*EXERCISE DIRECTIONS:*
The records below are to be repeated in full, exactly as they are.

--- Start of THE RECORDS ---

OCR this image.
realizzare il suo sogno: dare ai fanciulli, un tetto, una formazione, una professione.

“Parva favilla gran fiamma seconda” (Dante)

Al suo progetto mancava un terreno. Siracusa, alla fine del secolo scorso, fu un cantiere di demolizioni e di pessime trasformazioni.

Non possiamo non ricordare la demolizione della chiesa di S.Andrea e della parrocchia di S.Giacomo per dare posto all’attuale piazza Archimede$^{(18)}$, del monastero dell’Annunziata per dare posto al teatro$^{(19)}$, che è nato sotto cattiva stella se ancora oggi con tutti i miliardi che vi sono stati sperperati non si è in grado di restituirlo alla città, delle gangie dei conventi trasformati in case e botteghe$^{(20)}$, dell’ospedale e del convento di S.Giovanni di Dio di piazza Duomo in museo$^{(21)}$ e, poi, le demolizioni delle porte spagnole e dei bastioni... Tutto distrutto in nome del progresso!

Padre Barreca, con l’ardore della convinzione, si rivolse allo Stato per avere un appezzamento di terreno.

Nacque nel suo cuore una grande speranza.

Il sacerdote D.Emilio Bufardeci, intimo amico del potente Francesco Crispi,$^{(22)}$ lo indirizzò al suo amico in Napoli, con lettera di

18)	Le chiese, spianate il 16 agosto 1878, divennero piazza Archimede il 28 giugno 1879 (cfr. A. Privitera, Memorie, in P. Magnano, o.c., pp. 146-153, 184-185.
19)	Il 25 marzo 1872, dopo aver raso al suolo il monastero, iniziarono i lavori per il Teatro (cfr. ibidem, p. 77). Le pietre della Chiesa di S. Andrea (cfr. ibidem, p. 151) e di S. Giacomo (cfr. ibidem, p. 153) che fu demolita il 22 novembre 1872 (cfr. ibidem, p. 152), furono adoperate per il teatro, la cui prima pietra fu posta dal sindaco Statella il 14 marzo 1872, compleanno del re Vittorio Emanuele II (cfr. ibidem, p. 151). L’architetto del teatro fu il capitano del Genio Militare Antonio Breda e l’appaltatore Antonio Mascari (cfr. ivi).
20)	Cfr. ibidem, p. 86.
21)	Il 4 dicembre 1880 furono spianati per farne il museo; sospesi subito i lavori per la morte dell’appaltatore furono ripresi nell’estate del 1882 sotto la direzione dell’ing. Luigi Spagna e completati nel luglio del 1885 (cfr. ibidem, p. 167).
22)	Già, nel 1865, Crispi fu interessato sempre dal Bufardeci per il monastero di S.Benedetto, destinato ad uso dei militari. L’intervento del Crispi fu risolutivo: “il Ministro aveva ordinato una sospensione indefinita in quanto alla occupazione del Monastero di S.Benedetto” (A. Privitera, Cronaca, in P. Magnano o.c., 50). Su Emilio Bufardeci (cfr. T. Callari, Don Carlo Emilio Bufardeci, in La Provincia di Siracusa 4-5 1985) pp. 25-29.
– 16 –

--- End of THE RECORDS ---

*EXERCISE RESPONSE:*
OCR this image.
realizzare il suo sogno: dare ai fanciulli, un tetto, una formazione, una professione.

“Parva favilla gran fiamma seconda” (Dante)

Al suo progetto mancava un terreno. Siracusa, alla fine del secolo scorso, fu un cantiere di demolizioni e di pessime trasformazioni.

Non possiamo non ricordare la demolizione della chiesa di S.Andrea e della parrocchia di S.Giacomo per dare posto all’attuale piazza Archimede$^{(18)}$, del monastero dell’Annunziata per dare posto al teatro$^{(19)}$, che è nato sotto cattiva stella se ancora oggi con tutti i miliardi che vi sono stati sperperati non si è in grado di restituirlo alla città, delle gangie dei conventi trasformati in case e botteghe$^{(20)}$, dell’ospedale e del convento di S.Giovanni di Dio di piazza Duomo in museo$^{(21)}$ e, poi, le demolizioni delle porte spagnole e dei bastioni... Tutto distrutto in nome del progresso!

Padre Barreca, con l’ardore della convinzione, si rivolse allo Stato per avere un appezzamento di terreno.

Nacque nel suo cuore una grande speranza.

Il sacerdote D.Emilio Bufardeci, intimo amico del potente Francesco Crispi,$^{(22)}$ lo indirizzò al suo amico in Napoli, con lettera di

18)	Le chiese, spianate il 16 agosto 1878, divennero piazza Archimede il 28 giugno 1879 (cfr. A. Privitera, Memorie, in P. Magnano, o.c., pp. 146-153, 184-185.
19)	Il 25 marzo 1872, dopo aver raso al suolo il monastero, iniziarono i lavori per il Teatro (cfr. ibidem, p. 77). Le pietre della Chiesa di S. Andrea (cfr. ibidem, p. 151) e di S. Giacomo (cfr. ibidem, p. 153) che fu demolita il 22 novembre 1872 (cfr. ibidem, p. 152), furono adoperate per il teatro, la cui prima pietra fu posta dal sindaco Statella il 14 marzo 1872, compleanno del re Vittorio Emanuele II (cfr. ibidem, p. 151). L’architetto del teatro fu il capitano del Genio Militare Antonio Breda e l’appaltatore Antonio Mascari (cfr. ivi).
20)	Cfr. ibidem, p. 86.
21)	Il 4 dicembre 1880 furono spianati per farne il museo; sospesi subito i lavori per la morte dell’appaltatore furono ripresi nell’estate del 1882 sotto la direzione dell’ing. Luigi Spagna e completati nel luglio del 1885 (cfr. ibidem, p. 167).
22)	Già, nel 1865, Crispi fu interessato sempre dal Bufardeci per il monastero di S.Benedetto, destinato ad uso dei militari. L’intervento del Crispi fu risolutivo: “il Ministro aveva ordinato una sospensione indefinita in quanto alla occupazione del Monastero di S.Benedetto” (A. Privitera, Cronaca, in P. Magnano o.c., 50). Su Emilio Bufardeci (cfr. T. Callari, Don Carlo Emilio Bufardeci, in La Provincia di Siracusa 4-5 1985) pp. 25-29.
– 16 –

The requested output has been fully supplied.